## Start

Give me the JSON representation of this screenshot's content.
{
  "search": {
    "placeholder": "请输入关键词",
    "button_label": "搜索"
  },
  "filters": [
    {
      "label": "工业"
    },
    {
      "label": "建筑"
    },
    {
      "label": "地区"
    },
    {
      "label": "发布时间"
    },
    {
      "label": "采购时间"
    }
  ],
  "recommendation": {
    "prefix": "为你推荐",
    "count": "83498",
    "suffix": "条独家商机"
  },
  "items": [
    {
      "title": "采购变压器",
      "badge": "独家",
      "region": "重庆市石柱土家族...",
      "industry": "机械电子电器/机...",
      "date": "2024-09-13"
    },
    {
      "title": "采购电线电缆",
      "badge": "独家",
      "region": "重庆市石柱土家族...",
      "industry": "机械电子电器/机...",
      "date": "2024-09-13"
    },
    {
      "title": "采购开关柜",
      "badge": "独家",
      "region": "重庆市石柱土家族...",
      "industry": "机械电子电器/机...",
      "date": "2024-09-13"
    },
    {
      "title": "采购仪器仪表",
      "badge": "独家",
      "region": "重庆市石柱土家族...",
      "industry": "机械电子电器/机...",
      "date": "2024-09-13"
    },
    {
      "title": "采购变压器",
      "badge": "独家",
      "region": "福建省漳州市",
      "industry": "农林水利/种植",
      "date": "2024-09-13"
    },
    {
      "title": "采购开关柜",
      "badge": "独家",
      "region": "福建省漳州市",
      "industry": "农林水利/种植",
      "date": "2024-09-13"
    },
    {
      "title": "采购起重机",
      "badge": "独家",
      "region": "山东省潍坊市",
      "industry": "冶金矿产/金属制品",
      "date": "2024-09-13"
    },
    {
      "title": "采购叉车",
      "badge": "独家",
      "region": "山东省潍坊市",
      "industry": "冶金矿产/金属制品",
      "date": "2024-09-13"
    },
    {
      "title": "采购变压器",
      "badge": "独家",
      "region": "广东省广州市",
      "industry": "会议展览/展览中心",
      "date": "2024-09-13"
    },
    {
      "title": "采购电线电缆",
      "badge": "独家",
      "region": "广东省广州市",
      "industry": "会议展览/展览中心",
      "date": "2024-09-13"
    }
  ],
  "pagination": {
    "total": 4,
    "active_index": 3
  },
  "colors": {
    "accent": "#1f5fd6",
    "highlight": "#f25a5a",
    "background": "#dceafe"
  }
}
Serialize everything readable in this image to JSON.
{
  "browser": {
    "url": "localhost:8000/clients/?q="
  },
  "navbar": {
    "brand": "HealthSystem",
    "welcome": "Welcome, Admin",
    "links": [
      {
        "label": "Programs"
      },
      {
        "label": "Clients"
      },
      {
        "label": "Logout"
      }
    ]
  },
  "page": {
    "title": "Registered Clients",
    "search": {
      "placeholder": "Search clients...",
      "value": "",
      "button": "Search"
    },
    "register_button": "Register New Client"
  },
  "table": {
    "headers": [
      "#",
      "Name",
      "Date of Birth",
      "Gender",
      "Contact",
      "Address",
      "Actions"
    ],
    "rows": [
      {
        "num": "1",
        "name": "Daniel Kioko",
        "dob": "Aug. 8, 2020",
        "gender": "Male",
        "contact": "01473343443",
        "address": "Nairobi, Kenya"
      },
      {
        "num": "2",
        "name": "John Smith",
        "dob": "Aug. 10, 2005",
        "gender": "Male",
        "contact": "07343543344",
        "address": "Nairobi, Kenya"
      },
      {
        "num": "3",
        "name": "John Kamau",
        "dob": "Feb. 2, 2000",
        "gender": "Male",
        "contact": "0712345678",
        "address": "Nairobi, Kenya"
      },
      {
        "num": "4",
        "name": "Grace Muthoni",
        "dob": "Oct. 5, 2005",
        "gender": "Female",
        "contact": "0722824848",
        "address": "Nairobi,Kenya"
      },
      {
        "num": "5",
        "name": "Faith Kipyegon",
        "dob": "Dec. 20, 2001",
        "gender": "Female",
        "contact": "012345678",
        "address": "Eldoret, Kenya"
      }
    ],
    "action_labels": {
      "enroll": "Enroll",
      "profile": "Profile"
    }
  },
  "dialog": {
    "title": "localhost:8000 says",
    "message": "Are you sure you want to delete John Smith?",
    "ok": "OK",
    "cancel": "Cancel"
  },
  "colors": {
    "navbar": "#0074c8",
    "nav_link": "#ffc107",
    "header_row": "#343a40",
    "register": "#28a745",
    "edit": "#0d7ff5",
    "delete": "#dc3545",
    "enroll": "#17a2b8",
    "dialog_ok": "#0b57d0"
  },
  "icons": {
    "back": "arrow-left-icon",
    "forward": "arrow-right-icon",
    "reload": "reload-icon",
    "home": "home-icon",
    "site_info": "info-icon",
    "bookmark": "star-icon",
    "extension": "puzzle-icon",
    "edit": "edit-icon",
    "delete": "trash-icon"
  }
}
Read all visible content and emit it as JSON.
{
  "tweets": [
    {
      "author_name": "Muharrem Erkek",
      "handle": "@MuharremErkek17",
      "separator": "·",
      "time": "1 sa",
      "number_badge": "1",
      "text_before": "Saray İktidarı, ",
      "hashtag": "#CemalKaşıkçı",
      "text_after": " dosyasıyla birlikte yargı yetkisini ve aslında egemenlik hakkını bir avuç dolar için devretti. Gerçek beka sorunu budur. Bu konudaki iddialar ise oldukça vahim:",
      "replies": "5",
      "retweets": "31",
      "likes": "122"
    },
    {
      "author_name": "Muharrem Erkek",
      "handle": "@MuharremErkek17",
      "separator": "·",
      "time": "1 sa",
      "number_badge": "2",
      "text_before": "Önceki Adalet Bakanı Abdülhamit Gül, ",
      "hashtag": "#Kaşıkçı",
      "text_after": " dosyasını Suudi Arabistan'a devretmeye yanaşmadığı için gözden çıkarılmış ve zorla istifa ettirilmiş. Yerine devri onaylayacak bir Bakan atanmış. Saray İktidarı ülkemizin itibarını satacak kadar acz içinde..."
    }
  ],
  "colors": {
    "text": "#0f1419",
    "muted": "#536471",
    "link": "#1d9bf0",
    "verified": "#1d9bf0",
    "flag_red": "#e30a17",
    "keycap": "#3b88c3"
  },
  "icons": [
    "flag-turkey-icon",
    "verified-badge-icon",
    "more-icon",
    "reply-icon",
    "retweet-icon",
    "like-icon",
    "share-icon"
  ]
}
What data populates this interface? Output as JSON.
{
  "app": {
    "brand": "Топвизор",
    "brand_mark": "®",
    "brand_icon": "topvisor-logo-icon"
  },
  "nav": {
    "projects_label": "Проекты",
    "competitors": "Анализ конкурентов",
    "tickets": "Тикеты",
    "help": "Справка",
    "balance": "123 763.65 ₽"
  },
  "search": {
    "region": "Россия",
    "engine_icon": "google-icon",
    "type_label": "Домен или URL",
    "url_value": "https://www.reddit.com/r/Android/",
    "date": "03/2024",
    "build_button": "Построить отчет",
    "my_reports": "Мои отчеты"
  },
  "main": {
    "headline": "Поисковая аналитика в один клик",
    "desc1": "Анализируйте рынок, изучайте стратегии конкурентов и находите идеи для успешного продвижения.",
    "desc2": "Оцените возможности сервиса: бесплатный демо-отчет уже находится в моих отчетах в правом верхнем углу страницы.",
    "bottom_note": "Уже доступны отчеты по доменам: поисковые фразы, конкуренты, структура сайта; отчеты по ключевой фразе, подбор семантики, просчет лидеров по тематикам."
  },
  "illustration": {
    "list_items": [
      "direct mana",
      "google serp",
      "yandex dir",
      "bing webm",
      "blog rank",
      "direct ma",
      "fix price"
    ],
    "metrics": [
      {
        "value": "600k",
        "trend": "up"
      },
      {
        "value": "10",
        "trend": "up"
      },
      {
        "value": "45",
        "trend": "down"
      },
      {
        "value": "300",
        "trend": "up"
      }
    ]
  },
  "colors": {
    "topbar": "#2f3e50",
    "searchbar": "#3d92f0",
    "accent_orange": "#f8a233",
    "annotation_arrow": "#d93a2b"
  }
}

## End

SHORT EXERCISE —
Search the data for the word "отчеты" and copy each line where it appears.

THE OUTPUT —
    "my_reports": "Мои отчеты"
    "bottom_note": "Уже доступны отчеты по доменам: поисковые фразы, конкуренты, структура сайта; отчеты по ключевой фразе, подбор семантики, просчет лидеров по тематикам."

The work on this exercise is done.